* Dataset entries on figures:
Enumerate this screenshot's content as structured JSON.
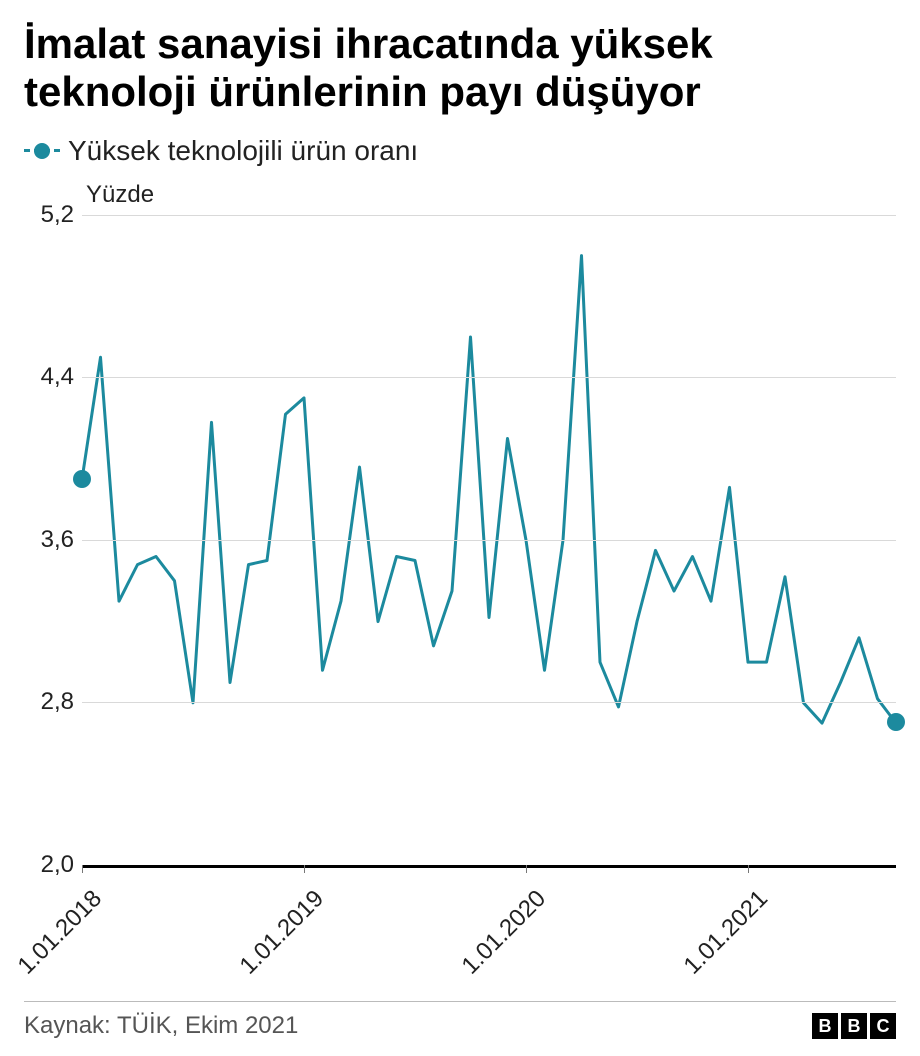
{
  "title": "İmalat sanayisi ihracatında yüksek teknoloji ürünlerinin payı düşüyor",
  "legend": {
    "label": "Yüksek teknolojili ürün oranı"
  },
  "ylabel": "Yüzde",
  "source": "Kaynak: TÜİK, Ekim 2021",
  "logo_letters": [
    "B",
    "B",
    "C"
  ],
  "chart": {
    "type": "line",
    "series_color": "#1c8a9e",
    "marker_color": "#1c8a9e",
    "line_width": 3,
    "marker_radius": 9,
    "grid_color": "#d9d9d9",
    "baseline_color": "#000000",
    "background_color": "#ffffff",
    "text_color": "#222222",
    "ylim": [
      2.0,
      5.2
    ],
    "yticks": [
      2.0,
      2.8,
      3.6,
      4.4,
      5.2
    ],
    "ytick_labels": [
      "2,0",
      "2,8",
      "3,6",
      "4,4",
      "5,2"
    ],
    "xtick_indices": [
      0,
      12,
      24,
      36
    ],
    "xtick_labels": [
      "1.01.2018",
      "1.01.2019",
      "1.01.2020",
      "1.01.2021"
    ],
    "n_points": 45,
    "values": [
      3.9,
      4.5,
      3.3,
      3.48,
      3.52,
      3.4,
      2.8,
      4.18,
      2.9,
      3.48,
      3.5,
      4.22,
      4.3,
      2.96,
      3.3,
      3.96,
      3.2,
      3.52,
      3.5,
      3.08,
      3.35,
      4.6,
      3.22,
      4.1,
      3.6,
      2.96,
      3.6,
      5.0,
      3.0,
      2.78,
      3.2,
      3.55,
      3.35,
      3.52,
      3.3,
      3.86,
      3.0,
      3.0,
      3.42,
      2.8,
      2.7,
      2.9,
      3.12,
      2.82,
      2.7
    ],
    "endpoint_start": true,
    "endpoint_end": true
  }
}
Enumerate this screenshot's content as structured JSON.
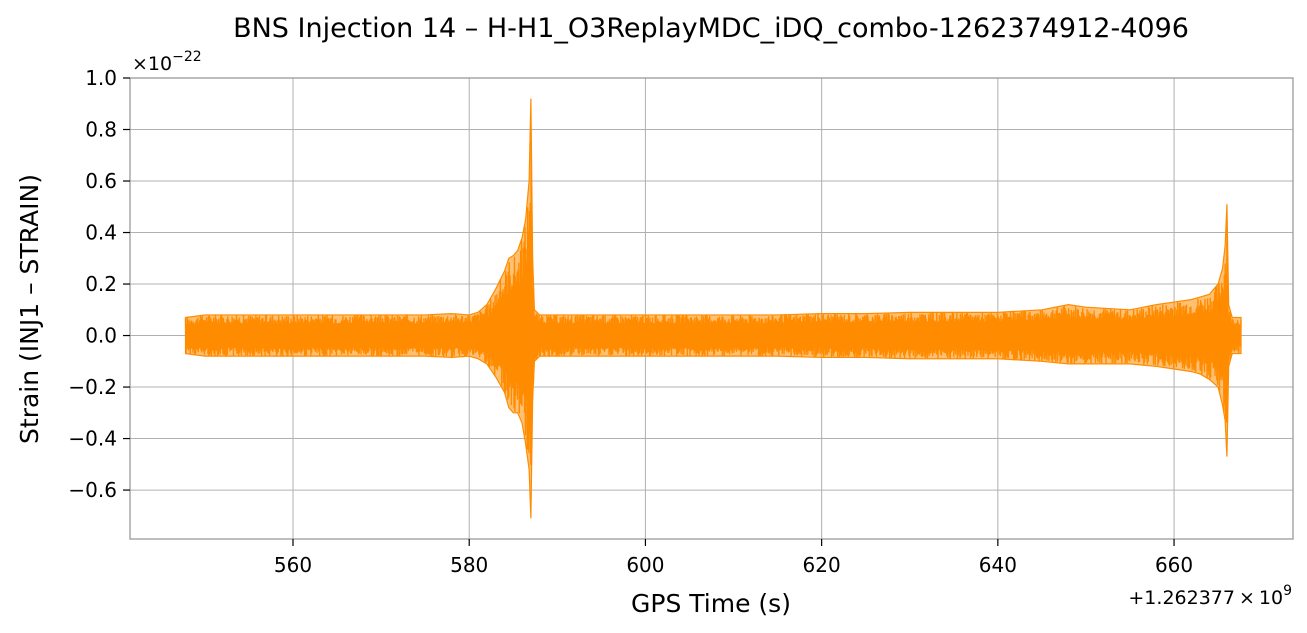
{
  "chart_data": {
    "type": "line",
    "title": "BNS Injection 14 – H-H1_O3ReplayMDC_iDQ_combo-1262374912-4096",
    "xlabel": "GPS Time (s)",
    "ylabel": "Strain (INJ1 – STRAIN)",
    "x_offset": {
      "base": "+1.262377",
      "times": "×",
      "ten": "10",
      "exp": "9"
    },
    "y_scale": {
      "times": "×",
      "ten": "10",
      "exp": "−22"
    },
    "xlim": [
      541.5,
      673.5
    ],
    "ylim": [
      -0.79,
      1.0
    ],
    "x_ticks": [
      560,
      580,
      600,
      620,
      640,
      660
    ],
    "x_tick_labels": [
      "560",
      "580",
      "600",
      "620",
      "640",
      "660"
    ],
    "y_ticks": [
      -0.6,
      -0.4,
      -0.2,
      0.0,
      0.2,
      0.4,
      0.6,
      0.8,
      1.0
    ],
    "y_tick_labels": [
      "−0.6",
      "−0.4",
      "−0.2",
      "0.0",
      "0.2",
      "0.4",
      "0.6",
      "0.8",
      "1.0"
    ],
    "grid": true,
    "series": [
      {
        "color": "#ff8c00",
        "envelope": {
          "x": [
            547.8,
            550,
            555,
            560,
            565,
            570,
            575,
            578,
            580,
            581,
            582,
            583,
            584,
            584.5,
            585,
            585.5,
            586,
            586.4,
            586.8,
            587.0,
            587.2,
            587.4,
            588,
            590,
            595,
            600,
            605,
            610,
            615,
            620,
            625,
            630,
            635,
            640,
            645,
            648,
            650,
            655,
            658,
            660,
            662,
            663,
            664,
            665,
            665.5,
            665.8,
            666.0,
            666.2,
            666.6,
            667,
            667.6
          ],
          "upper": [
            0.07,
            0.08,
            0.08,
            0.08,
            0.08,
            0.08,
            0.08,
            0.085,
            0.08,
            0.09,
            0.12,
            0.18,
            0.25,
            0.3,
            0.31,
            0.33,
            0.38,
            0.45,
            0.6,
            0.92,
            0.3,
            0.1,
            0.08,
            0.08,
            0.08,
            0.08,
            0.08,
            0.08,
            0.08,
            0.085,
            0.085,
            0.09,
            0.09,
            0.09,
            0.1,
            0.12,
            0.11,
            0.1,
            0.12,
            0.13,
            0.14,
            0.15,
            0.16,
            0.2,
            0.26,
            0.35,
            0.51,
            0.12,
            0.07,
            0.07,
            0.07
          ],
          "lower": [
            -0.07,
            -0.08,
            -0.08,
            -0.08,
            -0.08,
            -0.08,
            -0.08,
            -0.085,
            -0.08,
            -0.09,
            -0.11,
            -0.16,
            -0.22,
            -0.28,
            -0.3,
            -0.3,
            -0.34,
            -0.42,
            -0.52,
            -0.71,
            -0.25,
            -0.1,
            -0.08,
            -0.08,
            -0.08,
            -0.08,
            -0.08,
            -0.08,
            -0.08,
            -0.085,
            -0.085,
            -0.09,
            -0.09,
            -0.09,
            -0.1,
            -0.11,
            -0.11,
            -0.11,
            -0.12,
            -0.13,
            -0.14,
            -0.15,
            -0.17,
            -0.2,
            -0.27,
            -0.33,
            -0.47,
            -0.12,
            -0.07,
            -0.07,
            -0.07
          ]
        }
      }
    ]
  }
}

* TO BE DONE: Copy the records above exactly, leaving out every picture.

* ANSWER FOR THE TASK:
Enumerate this screenshot's content as structured JSON.
{
  "title": "İmalat sanayisi ihracatında yüksek teknoloji ürünlerinin payı düşüyor",
  "legend": {
    "label": "Yüksek teknolojili ürün oranı"
  },
  "ylabel": "Yüzde",
  "source": "Kaynak: TÜİK, Ekim 2021",
  "logo_letters": [
    "B",
    "B",
    "C"
  ],
  "chart": {
    "type": "line",
    "series_color": "#1c8a9e",
    "marker_color": "#1c8a9e",
    "line_width": 3,
    "marker_radius": 9,
    "grid_color": "#d9d9d9",
    "baseline_color": "#000000",
    "background_color": "#ffffff",
    "text_color": "#222222",
    "ylim": [
      2.0,
      5.2
    ],
    "yticks": [
      2.0,
      2.8,
      3.6,
      4.4,
      5.2
    ],
    "ytick_labels": [
      "2,0",
      "2,8",
      "3,6",
      "4,4",
      "5,2"
    ],
    "xtick_indices": [
      0,
      12,
      24,
      36
    ],
    "xtick_labels": [
      "1.01.2018",
      "1.01.2019",
      "1.01.2020",
      "1.01.2021"
    ],
    "n_points": 45,
    "values": [
      3.9,
      4.5,
      3.3,
      3.48,
      3.52,
      3.4,
      2.8,
      4.18,
      2.9,
      3.48,
      3.5,
      4.22,
      4.3,
      2.96,
      3.3,
      3.96,
      3.2,
      3.52,
      3.5,
      3.08,
      3.35,
      4.6,
      3.22,
      4.1,
      3.6,
      2.96,
      3.6,
      5.0,
      3.0,
      2.78,
      3.2,
      3.55,
      3.35,
      3.52,
      3.3,
      3.86,
      3.0,
      3.0,
      3.42,
      2.8,
      2.7,
      2.9,
      3.12,
      2.82,
      2.7
    ],
    "endpoint_start": true,
    "endpoint_end": true
  }
}
Enumerate this screenshot's content as structured JSON.
{
  "chart_data": {
    "type": "line",
    "title": "BNS Injection 14 – H-H1_O3ReplayMDC_iDQ_combo-1262374912-4096",
    "xlabel": "GPS Time (s)",
    "ylabel": "Strain (INJ1 – STRAIN)",
    "x_offset": {
      "base": "+1.262377",
      "times": "×",
      "ten": "10",
      "exp": "9"
    },
    "y_scale": {
      "times": "×",
      "ten": "10",
      "exp": "−22"
    },
    "xlim": [
      541.5,
      673.5
    ],
    "ylim": [
      -0.79,
      1.0
    ],
    "x_ticks": [
      560,
      580,
      600,
      620,
      640,
      660
    ],
    "x_tick_labels": [
      "560",
      "580",
      "600",
      "620",
      "640",
      "660"
    ],
    "y_ticks": [
      -0.6,
      -0.4,
      -0.2,
      0.0,
      0.2,
      0.4,
      0.6,
      0.8,
      1.0
    ],
    "y_tick_labels": [
      "−0.6",
      "−0.4",
      "−0.2",
      "0.0",
      "0.2",
      "0.4",
      "0.6",
      "0.8",
      "1.0"
    ],
    "grid": true,
    "series": [
      {
        "color": "#ff8c00",
        "envelope": {
          "x": [
            547.8,
            550,
            555,
            560,
            565,
            570,
            575,
            578,
            580,
            581,
            582,
            583,
            584,
            584.5,
            585,
            585.5,
            586,
            586.4,
            586.8,
            587.0,
            587.2,
            587.4,
            588,
            590,
            595,
            600,
            605,
            610,
            615,
            620,
            625,
            630,
            635,
            640,
            645,
            648,
            650,
            655,
            658,
            660,
            662,
            663,
            664,
            665,
            665.5,
            665.8,
            666.0,
            666.2,
            666.6,
            667,
            667.6
          ],
          "upper": [
            0.07,
            0.08,
            0.08,
            0.08,
            0.08,
            0.08,
            0.08,
            0.085,
            0.08,
            0.09,
            0.12,
            0.18,
            0.25,
            0.3,
            0.31,
            0.33,
            0.38,
            0.45,
            0.6,
            0.92,
            0.3,
            0.1,
            0.08,
            0.08,
            0.08,
            0.08,
            0.08,
            0.08,
            0.08,
            0.085,
            0.085,
            0.09,
            0.09,
            0.09,
            0.1,
            0.12,
            0.11,
            0.1,
            0.12,
            0.13,
            0.14,
            0.15,
            0.16,
            0.2,
            0.26,
            0.35,
            0.51,
            0.12,
            0.07,
            0.07,
            0.07
          ],
          "lower": [
            -0.07,
            -0.08,
            -0.08,
            -0.08,
            -0.08,
            -0.08,
            -0.08,
            -0.085,
            -0.08,
            -0.09,
            -0.11,
            -0.16,
            -0.22,
            -0.28,
            -0.3,
            -0.3,
            -0.34,
            -0.42,
            -0.52,
            -0.71,
            -0.25,
            -0.1,
            -0.08,
            -0.08,
            -0.08,
            -0.08,
            -0.08,
            -0.08,
            -0.08,
            -0.085,
            -0.085,
            -0.09,
            -0.09,
            -0.09,
            -0.1,
            -0.11,
            -0.11,
            -0.11,
            -0.12,
            -0.13,
            -0.14,
            -0.15,
            -0.17,
            -0.2,
            -0.27,
            -0.33,
            -0.47,
            -0.12,
            -0.07,
            -0.07,
            -0.07
          ]
        }
      }
    ]
  }
}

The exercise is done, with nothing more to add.